- [SUPPLIED DATA]:
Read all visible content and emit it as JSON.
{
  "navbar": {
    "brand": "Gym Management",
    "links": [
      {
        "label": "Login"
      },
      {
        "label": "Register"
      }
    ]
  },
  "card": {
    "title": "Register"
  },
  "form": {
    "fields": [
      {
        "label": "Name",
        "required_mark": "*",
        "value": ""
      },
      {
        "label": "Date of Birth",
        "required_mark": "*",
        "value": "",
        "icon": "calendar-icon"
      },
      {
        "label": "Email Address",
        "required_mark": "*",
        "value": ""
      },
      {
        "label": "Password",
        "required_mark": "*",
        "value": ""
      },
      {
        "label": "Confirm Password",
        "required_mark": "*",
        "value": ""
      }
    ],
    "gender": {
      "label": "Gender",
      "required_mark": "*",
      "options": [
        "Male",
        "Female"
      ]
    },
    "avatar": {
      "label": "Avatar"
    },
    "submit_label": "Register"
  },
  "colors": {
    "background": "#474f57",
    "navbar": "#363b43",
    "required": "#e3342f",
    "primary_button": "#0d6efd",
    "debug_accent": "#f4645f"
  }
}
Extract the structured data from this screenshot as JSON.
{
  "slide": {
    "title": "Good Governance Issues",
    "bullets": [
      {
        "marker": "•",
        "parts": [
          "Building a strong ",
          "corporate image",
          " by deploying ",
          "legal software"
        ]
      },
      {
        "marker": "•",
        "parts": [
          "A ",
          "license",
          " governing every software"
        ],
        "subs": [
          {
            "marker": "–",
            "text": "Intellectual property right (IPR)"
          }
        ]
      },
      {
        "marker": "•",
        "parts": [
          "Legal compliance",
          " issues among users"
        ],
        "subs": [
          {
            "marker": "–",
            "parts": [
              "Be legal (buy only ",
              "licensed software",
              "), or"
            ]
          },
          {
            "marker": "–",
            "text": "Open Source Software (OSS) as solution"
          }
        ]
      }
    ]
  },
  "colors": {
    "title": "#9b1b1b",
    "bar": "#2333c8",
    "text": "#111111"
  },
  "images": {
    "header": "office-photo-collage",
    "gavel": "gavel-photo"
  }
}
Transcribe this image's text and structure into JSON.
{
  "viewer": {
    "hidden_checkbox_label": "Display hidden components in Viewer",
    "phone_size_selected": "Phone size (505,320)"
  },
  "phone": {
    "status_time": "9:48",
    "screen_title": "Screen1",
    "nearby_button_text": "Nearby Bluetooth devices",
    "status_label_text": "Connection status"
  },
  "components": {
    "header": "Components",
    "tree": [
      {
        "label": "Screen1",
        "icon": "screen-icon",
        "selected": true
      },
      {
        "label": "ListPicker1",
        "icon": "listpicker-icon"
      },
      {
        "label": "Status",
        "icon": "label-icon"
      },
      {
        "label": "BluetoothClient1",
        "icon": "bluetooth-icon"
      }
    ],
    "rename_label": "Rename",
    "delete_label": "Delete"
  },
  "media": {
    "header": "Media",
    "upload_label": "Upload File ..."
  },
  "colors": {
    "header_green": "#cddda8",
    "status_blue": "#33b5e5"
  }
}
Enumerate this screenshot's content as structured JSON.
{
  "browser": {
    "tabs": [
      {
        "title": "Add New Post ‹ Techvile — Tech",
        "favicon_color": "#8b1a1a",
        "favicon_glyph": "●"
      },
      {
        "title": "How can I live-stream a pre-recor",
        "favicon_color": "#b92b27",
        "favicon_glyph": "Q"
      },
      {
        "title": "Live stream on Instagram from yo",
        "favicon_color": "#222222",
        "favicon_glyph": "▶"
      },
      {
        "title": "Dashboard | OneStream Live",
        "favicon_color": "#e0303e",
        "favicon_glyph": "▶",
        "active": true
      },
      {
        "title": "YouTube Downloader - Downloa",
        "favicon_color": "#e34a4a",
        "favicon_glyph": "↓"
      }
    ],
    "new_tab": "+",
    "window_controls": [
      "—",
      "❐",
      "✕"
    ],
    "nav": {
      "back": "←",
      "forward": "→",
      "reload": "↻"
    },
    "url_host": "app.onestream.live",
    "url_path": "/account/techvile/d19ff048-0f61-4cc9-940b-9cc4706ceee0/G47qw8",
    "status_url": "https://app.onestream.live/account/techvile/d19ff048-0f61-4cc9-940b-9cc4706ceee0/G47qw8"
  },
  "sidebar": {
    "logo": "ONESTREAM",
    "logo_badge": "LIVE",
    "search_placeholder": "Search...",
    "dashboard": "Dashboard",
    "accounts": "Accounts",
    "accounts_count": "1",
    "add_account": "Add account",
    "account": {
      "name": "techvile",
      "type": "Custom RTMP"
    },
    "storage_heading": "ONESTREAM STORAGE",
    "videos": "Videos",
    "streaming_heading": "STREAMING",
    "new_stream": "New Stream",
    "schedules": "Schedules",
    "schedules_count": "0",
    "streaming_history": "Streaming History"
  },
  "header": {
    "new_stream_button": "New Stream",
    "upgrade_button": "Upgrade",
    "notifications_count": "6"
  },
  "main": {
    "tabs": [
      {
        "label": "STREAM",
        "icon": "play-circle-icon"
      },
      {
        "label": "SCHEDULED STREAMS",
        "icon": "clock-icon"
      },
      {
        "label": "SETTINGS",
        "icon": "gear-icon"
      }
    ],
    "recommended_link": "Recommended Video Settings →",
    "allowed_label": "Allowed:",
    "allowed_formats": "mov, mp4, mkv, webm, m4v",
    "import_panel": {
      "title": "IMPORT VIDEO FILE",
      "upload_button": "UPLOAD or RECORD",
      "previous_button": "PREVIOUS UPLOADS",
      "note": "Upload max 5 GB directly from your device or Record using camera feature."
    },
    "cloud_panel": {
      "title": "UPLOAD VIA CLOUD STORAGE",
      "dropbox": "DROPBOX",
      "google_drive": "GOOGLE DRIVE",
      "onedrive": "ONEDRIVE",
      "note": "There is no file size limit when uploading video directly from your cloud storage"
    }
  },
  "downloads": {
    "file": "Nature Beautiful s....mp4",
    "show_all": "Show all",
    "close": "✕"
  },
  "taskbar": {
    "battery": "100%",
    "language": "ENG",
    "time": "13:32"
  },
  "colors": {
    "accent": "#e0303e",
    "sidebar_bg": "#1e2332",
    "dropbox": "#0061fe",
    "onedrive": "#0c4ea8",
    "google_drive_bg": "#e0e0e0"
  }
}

- [STATED GOAL]: Output each entry precisely as given.

- [ANSWER TO THIS TASK]:
Read all visible content and emit it as JSON.
{
  "navbar": {
    "brand": "Gym Management",
    "links": [
      {
        "label": "Login"
      },
      {
        "label": "Register"
      }
    ]
  },
  "card": {
    "title": "Register"
  },
  "form": {
    "fields": [
      {
        "label": "Name",
        "required_mark": "*",
        "value": ""
      },
      {
        "label": "Date of Birth",
        "required_mark": "*",
        "value": "",
        "icon": "calendar-icon"
      },
      {
        "label": "Email Address",
        "required_mark": "*",
        "value": ""
      },
      {
        "label": "Password",
        "required_mark": "*",
        "value": ""
      },
      {
        "label": "Confirm Password",
        "required_mark": "*",
        "value": ""
      }
    ],
    "gender": {
      "label": "Gender",
      "required_mark": "*",
      "options": [
        "Male",
        "Female"
      ]
    },
    "avatar": {
      "label": "Avatar"
    },
    "submit_label": "Register"
  },
  "colors": {
    "background": "#474f57",
    "navbar": "#363b43",
    "required": "#e3342f",
    "primary_button": "#0d6efd",
    "debug_accent": "#f4645f"
  }
}
Extract the structured data from this screenshot as JSON.
{
  "slide": {
    "title": "Good Governance Issues",
    "bullets": [
      {
        "marker": "•",
        "parts": [
          "Building a strong ",
          "corporate image",
          " by deploying ",
          "legal software"
        ]
      },
      {
        "marker": "•",
        "parts": [
          "A ",
          "license",
          " governing every software"
        ],
        "subs": [
          {
            "marker": "–",
            "text": "Intellectual property right (IPR)"
          }
        ]
      },
      {
        "marker": "•",
        "parts": [
          "Legal compliance",
          " issues among users"
        ],
        "subs": [
          {
            "marker": "–",
            "parts": [
              "Be legal (buy only ",
              "licensed software",
              "), or"
            ]
          },
          {
            "marker": "–",
            "text": "Open Source Software (OSS) as solution"
          }
        ]
      }
    ]
  },
  "colors": {
    "title": "#9b1b1b",
    "bar": "#2333c8",
    "text": "#111111"
  },
  "images": {
    "header": "office-photo-collage",
    "gavel": "gavel-photo"
  }
}
Transcribe this image's text and structure into JSON.
{
  "viewer": {
    "hidden_checkbox_label": "Display hidden components in Viewer",
    "phone_size_selected": "Phone size (505,320)"
  },
  "phone": {
    "status_time": "9:48",
    "screen_title": "Screen1",
    "nearby_button_text": "Nearby Bluetooth devices",
    "status_label_text": "Connection status"
  },
  "components": {
    "header": "Components",
    "tree": [
      {
        "label": "Screen1",
        "icon": "screen-icon",
        "selected": true
      },
      {
        "label": "ListPicker1",
        "icon": "listpicker-icon"
      },
      {
        "label": "Status",
        "icon": "label-icon"
      },
      {
        "label": "BluetoothClient1",
        "icon": "bluetooth-icon"
      }
    ],
    "rename_label": "Rename",
    "delete_label": "Delete"
  },
  "media": {
    "header": "Media",
    "upload_label": "Upload File ..."
  },
  "colors": {
    "header_green": "#cddda8",
    "status_blue": "#33b5e5"
  }
}
Enumerate this screenshot's content as structured JSON.
{
  "browser": {
    "tabs": [
      {
        "title": "Add New Post ‹ Techvile — Tech",
        "favicon_color": "#8b1a1a",
        "favicon_glyph": "●"
      },
      {
        "title": "How can I live-stream a pre-recor",
        "favicon_color": "#b92b27",
        "favicon_glyph": "Q"
      },
      {
        "title": "Live stream on Instagram from yo",
        "favicon_color": "#222222",
        "favicon_glyph": "▶"
      },
      {
        "title": "Dashboard | OneStream Live",
        "favicon_color": "#e0303e",
        "favicon_glyph": "▶",
        "active": true
      },
      {
        "title": "YouTube Downloader - Downloa",
        "favicon_color": "#e34a4a",
        "favicon_glyph": "↓"
      }
    ],
    "new_tab": "+",
    "window_controls": [
      "—",
      "❐",
      "✕"
    ],
    "nav": {
      "back": "←",
      "forward": "→",
      "reload": "↻"
    },
    "url_host": "app.onestream.live",
    "url_path": "/account/techvile/d19ff048-0f61-4cc9-940b-9cc4706ceee0/G47qw8",
    "status_url": "https://app.onestream.live/account/techvile/d19ff048-0f61-4cc9-940b-9cc4706ceee0/G47qw8"
  },
  "sidebar": {
    "logo": "ONESTREAM",
    "logo_badge": "LIVE",
    "search_placeholder": "Search...",
    "dashboard": "Dashboard",
    "accounts": "Accounts",
    "accounts_count": "1",
    "add_account": "Add account",
    "account": {
      "name": "techvile",
      "type": "Custom RTMP"
    },
    "storage_heading": "ONESTREAM STORAGE",
    "videos": "Videos",
    "streaming_heading": "STREAMING",
    "new_stream": "New Stream",
    "schedules": "Schedules",
    "schedules_count": "0",
    "streaming_history": "Streaming History"
  },
  "header": {
    "new_stream_button": "New Stream",
    "upgrade_button": "Upgrade",
    "notifications_count": "6"
  },
  "main": {
    "tabs": [
      {
        "label": "STREAM",
        "icon": "play-circle-icon"
      },
      {
        "label": "SCHEDULED STREAMS",
        "icon": "clock-icon"
      },
      {
        "label": "SETTINGS",
        "icon": "gear-icon"
      }
    ],
    "recommended_link": "Recommended Video Settings →",
    "allowed_label": "Allowed:",
    "allowed_formats": "mov, mp4, mkv, webm, m4v",
    "import_panel": {
      "title": "IMPORT VIDEO FILE",
      "upload_button": "UPLOAD or RECORD",
      "previous_button": "PREVIOUS UPLOADS",
      "note": "Upload max 5 GB directly from your device or Record using camera feature."
    },
    "cloud_panel": {
      "title": "UPLOAD VIA CLOUD STORAGE",
      "dropbox": "DROPBOX",
      "google_drive": "GOOGLE DRIVE",
      "onedrive": "ONEDRIVE",
      "note": "There is no file size limit when uploading video directly from your cloud storage"
    }
  },
  "downloads": {
    "file": "Nature Beautiful s....mp4",
    "show_all": "Show all",
    "close": "✕"
  },
  "taskbar": {
    "battery": "100%",
    "language": "ENG",
    "time": "13:32"
  },
  "colors": {
    "accent": "#e0303e",
    "sidebar_bg": "#1e2332",
    "dropbox": "#0061fe",
    "onedrive": "#0c4ea8",
    "google_drive_bg": "#e0e0e0"
  }
}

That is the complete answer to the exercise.